■ GIVEN INSTRUCTION ■
Rewrite the records below, changing every instance of "area-series" to "stacked-area" and keeping everything else the same.

■ LISTING ■
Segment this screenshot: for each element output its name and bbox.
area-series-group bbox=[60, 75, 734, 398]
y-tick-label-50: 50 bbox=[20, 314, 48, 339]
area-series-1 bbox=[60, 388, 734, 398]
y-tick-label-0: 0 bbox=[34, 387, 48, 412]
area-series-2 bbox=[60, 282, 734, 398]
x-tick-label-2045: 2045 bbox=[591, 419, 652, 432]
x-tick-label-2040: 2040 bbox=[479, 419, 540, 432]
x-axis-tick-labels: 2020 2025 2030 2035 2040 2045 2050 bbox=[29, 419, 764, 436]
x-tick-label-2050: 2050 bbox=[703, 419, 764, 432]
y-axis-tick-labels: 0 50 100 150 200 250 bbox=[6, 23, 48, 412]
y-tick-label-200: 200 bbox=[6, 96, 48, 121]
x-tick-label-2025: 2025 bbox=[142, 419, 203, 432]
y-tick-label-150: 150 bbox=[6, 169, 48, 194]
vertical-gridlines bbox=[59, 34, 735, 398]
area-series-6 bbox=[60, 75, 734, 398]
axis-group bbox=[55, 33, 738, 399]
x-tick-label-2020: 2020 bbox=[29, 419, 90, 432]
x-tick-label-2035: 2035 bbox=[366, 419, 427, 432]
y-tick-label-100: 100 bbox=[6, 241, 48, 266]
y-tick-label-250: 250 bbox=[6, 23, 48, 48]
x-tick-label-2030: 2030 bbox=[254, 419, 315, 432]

■ ANSWER ■
Segment this screenshot: for each element output its name and bbox.
stacked-area-group bbox=[60, 75, 734, 398]
y-tick-label-50: 50 bbox=[20, 314, 48, 339]
stacked-area-1 bbox=[60, 388, 734, 398]
y-tick-label-0: 0 bbox=[34, 387, 48, 412]
stacked-area-2 bbox=[60, 282, 734, 398]
x-tick-label-2045: 2045 bbox=[591, 419, 652, 432]
x-tick-label-2040: 2040 bbox=[479, 419, 540, 432]
x-axis-tick-labels: 2020 2025 2030 2035 2040 2045 2050 bbox=[29, 419, 764, 436]
x-tick-label-2050: 2050 bbox=[703, 419, 764, 432]
y-axis-tick-labels: 0 50 100 150 200 250 bbox=[6, 23, 48, 412]
y-tick-label-200: 200 bbox=[6, 96, 48, 121]
x-tick-label-2025: 2025 bbox=[142, 419, 203, 432]
y-tick-label-150: 150 bbox=[6, 169, 48, 194]
vertical-gridlines bbox=[59, 34, 735, 398]
stacked-area-6 bbox=[60, 75, 734, 398]
axis-group bbox=[55, 33, 738, 399]
x-tick-label-2020: 2020 bbox=[29, 419, 90, 432]
x-tick-label-2035: 2035 bbox=[366, 419, 427, 432]
y-tick-label-100: 100 bbox=[6, 241, 48, 266]
y-tick-label-250: 250 bbox=[6, 23, 48, 48]
x-tick-label-2030: 2030 bbox=[254, 419, 315, 432]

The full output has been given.